- **Given task**:
Within the data that follows, how many lines carry the string "Government"? Give the number alone.

- **Input**:
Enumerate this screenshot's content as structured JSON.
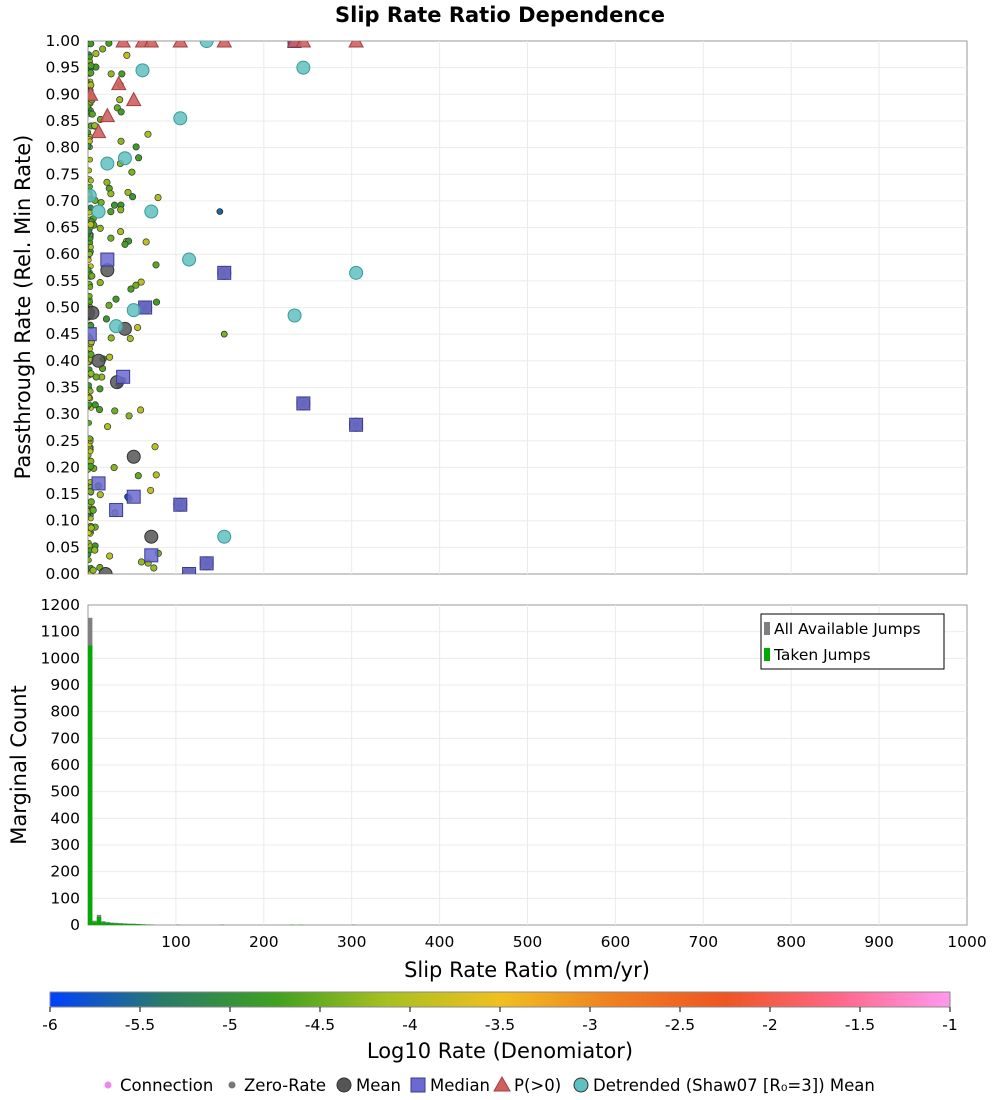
{
  "chart_data": [
    {
      "type": "scatter",
      "title": "Slip Rate Ratio Dependence",
      "xlabel": "",
      "ylabel": "Passthrough Rate (Rel. Min Rate)",
      "xlim": [
        0,
        1000
      ],
      "ylim": [
        0,
        1
      ],
      "grid": true,
      "color_by": "Log10 Rate (Denomiator)",
      "y_ticks": [
        "0.00",
        "0.05",
        "0.10",
        "0.15",
        "0.20",
        "0.25",
        "0.30",
        "0.35",
        "0.40",
        "0.45",
        "0.50",
        "0.55",
        "0.60",
        "0.65",
        "0.70",
        "0.75",
        "0.80",
        "0.85",
        "0.90",
        "0.95",
        "1.00"
      ],
      "series": [
        {
          "name": "Mean",
          "color": "#555555",
          "points": [
            [
              0,
              0.49
            ],
            [
              5,
              0.49
            ],
            [
              12,
              0.4
            ],
            [
              22,
              0.57
            ],
            [
              33,
              0.36
            ],
            [
              42,
              0.46
            ],
            [
              52,
              0.22
            ],
            [
              72,
              0.07
            ],
            [
              105,
              0.13
            ],
            [
              135,
              0.02
            ],
            [
              245,
              0.32
            ],
            [
              305,
              0.28
            ],
            [
              115,
              0.0
            ],
            [
              20,
              0.0
            ],
            [
              155,
              0.565
            ],
            [
              65,
              0.5
            ],
            [
              235,
              1.0
            ]
          ]
        },
        {
          "name": "Median",
          "color": "#6a6ad0",
          "points": [
            [
              22,
              0.59
            ],
            [
              40,
              0.37
            ],
            [
              12,
              0.17
            ],
            [
              32,
              0.12
            ],
            [
              52,
              0.145
            ],
            [
              72,
              0.035
            ],
            [
              65,
              0.5
            ],
            [
              155,
              0.565
            ],
            [
              105,
              0.13
            ],
            [
              135,
              0.02
            ],
            [
              245,
              0.32
            ],
            [
              305,
              0.28
            ],
            [
              115,
              0.0
            ],
            [
              2,
              0.45
            ],
            [
              235,
              1.0
            ]
          ]
        },
        {
          "name": "P(>0)",
          "color": "#d06060",
          "points": [
            [
              35,
              0.92
            ],
            [
              52,
              0.89
            ],
            [
              22,
              0.86
            ],
            [
              12,
              0.83
            ],
            [
              3,
              0.9
            ],
            [
              40,
              1.0
            ],
            [
              62,
              1.0
            ],
            [
              72,
              1.0
            ],
            [
              105,
              1.0
            ],
            [
              155,
              1.0
            ],
            [
              235,
              1.0
            ],
            [
              245,
              1.0
            ],
            [
              305,
              1.0
            ]
          ]
        },
        {
          "name": "Detrended (Shaw07 [R₀=3]) Mean",
          "color": "#60c0c0",
          "points": [
            [
              62,
              0.945
            ],
            [
              245,
              0.95
            ],
            [
              105,
              0.855
            ],
            [
              42,
              0.78
            ],
            [
              22,
              0.77
            ],
            [
              12,
              0.68
            ],
            [
              72,
              0.68
            ],
            [
              115,
              0.59
            ],
            [
              305,
              0.565
            ],
            [
              235,
              0.485
            ],
            [
              52,
              0.495
            ],
            [
              32,
              0.465
            ],
            [
              155,
              0.07
            ],
            [
              135,
              1.0
            ],
            [
              2,
              0.71
            ]
          ]
        },
        {
          "name": "Connection",
          "color": "#ee88ee",
          "points": []
        },
        {
          "name": "Zero-Rate",
          "color": "#777777",
          "points": []
        }
      ]
    },
    {
      "type": "bar",
      "title": "",
      "xlabel": "Slip Rate Ratio (mm/yr)",
      "ylabel": "Marginal Count",
      "xlim": [
        0,
        1000
      ],
      "ylim": [
        0,
        1200
      ],
      "grid": true,
      "legend_position": "top-right",
      "bin_width": 5,
      "x_ticks": [
        "100",
        "200",
        "300",
        "400",
        "500",
        "600",
        "700",
        "800",
        "900",
        "1000"
      ],
      "y_ticks": [
        "0",
        "100",
        "200",
        "300",
        "400",
        "500",
        "600",
        "700",
        "800",
        "900",
        "1000",
        "1100",
        "1200"
      ],
      "bins": [
        2.5,
        7.5,
        12.5,
        17.5,
        22.5,
        27.5,
        32.5,
        37.5,
        42.5,
        47.5,
        52.5,
        57.5,
        62.5,
        67.5,
        72.5,
        102.5,
        152.5,
        232.5,
        242.5,
        302.5
      ],
      "series": [
        {
          "name": "All Available Jumps",
          "color": "#808080",
          "values": [
            1152,
            16,
            38,
            14,
            11,
            9,
            8,
            7,
            6,
            5,
            5,
            4,
            3,
            2,
            2,
            1,
            1,
            1,
            1,
            1
          ]
        },
        {
          "name": "Taken Jumps",
          "color": "#00aa00",
          "values": [
            1048,
            10,
            30,
            10,
            8,
            7,
            6,
            5,
            4,
            4,
            3,
            3,
            2,
            2,
            1,
            1,
            1,
            1,
            1,
            1
          ]
        }
      ]
    },
    {
      "type": "heatmap",
      "title": "",
      "label": "Log10 Rate (Denomiator)",
      "range": [
        -6,
        -1
      ],
      "ticks": [
        "-6",
        "-5.5",
        "-5",
        "-4.5",
        "-4",
        "-3.5",
        "-3",
        "-2.5",
        "-2",
        "-1.5",
        "-1"
      ],
      "colors": [
        "#0040ff",
        "#2a7a6a",
        "#40a020",
        "#a8c020",
        "#f0c020",
        "#f08020",
        "#ee5522",
        "#ff6688",
        "#ff99ee"
      ]
    }
  ],
  "legend": [
    {
      "label": "Connection",
      "marker": "small-circle",
      "color": "#ee88ee"
    },
    {
      "label": "Zero-Rate",
      "marker": "small-circle",
      "color": "#777777"
    },
    {
      "label": "Mean",
      "marker": "circle",
      "color": "#555555"
    },
    {
      "label": "Median",
      "marker": "square",
      "color": "#6a6ad0"
    },
    {
      "label": "P(>0)",
      "marker": "triangle",
      "color": "#d06060"
    },
    {
      "label": "Detrended (Shaw07 [R₀=3]) Mean",
      "marker": "circle",
      "color": "#60c0c0"
    }
  ]
}
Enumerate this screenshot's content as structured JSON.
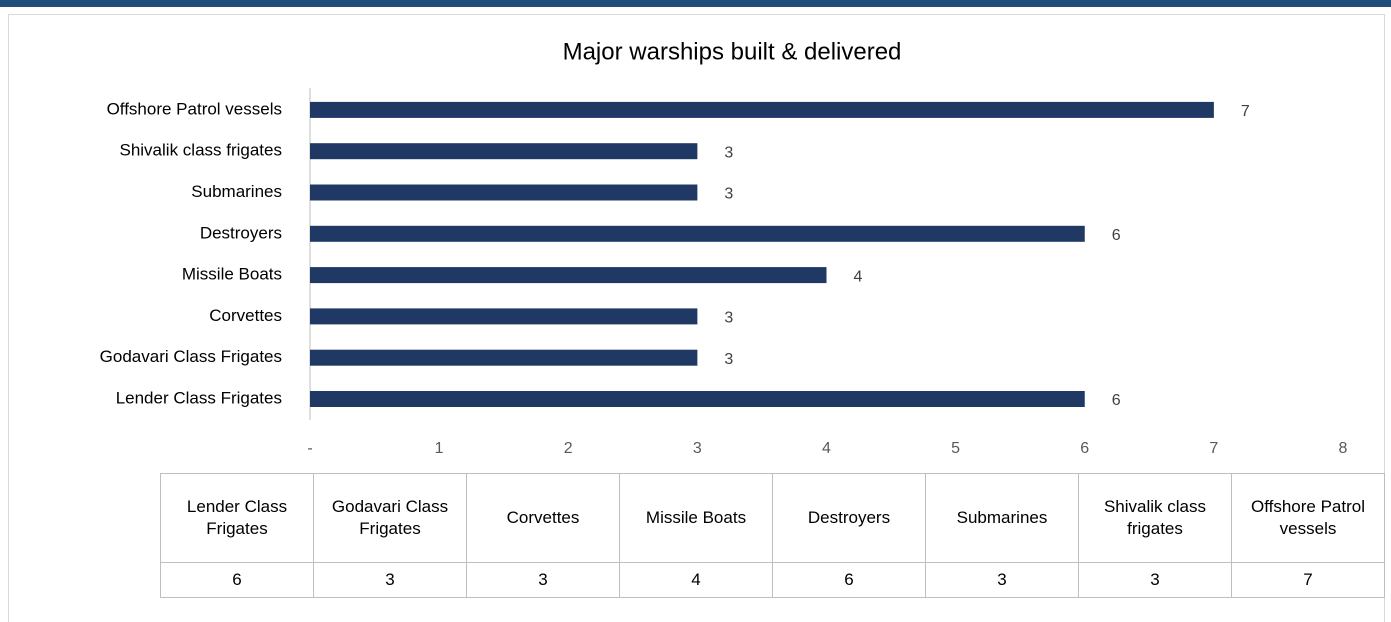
{
  "chart_data": {
    "type": "bar",
    "orientation": "horizontal",
    "title": "Major warships built & delivered",
    "categories": [
      "Lender Class Frigates",
      "Godavari Class Frigates",
      "Corvettes",
      "Missile Boats",
      "Destroyers",
      "Submarines",
      "Shivalik class frigates",
      "Offshore Patrol vessels"
    ],
    "values": [
      6,
      3,
      3,
      4,
      6,
      3,
      3,
      7
    ],
    "color": "#1f3864",
    "xlim": [
      0,
      8
    ],
    "xticks": [
      {
        "value": 0,
        "label": "-"
      },
      1,
      2,
      3,
      4,
      5,
      6,
      7,
      8
    ],
    "grid": false,
    "data_table": true
  }
}
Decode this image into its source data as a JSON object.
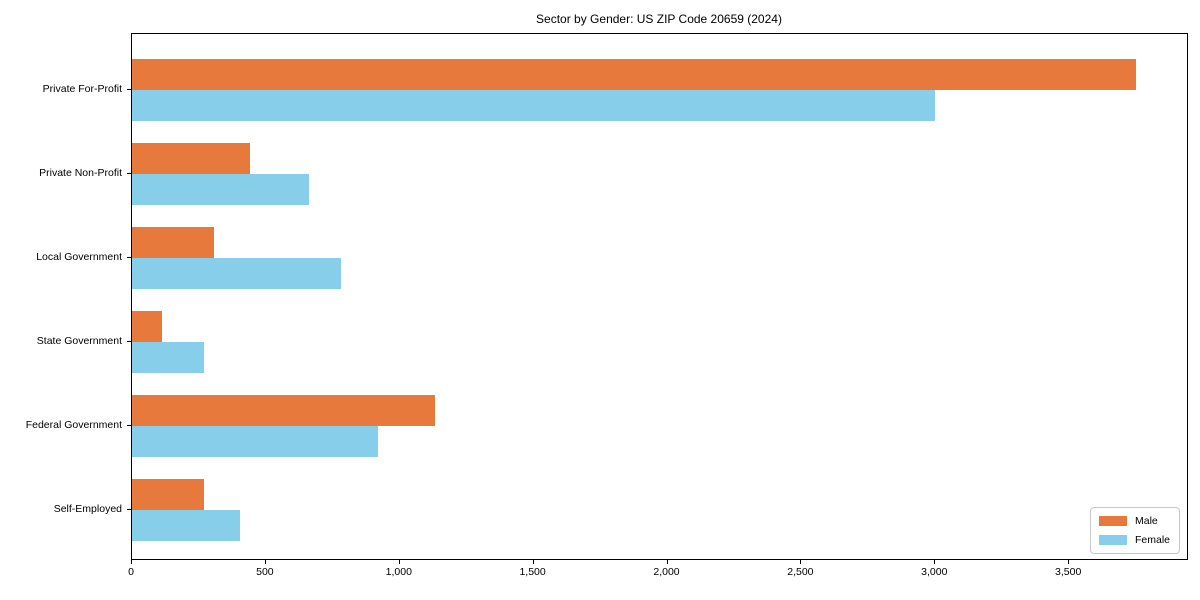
{
  "chart_data": {
    "type": "bar",
    "orientation": "horizontal",
    "title": "Sector by Gender: US ZIP Code 20659 (2024)",
    "xlabel": "",
    "ylabel": "",
    "categories": [
      "Private For-Profit",
      "Private Non-Profit",
      "Local Government",
      "State Government",
      "Federal Government",
      "Self-Employed"
    ],
    "series": [
      {
        "name": "Male",
        "color": "#e8793d",
        "values": [
          3750,
          440,
          305,
          110,
          1130,
          270
        ]
      },
      {
        "name": "Female",
        "color": "#87ceeb",
        "values": [
          3000,
          660,
          780,
          270,
          920,
          405
        ]
      }
    ],
    "xlim": [
      0,
      3940
    ],
    "xticks": [
      0,
      500,
      1000,
      1500,
      2000,
      2500,
      3000,
      3500
    ],
    "xtick_labels": [
      "0",
      "500",
      "1,000",
      "1,500",
      "2,000",
      "2,500",
      "3,000",
      "3,500"
    ],
    "grid": false,
    "legend_position": "lower right",
    "colors": {
      "axis": "#000000",
      "background": "#ffffff",
      "legend_border": "#c8c8c8"
    }
  }
}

- **Response**:
3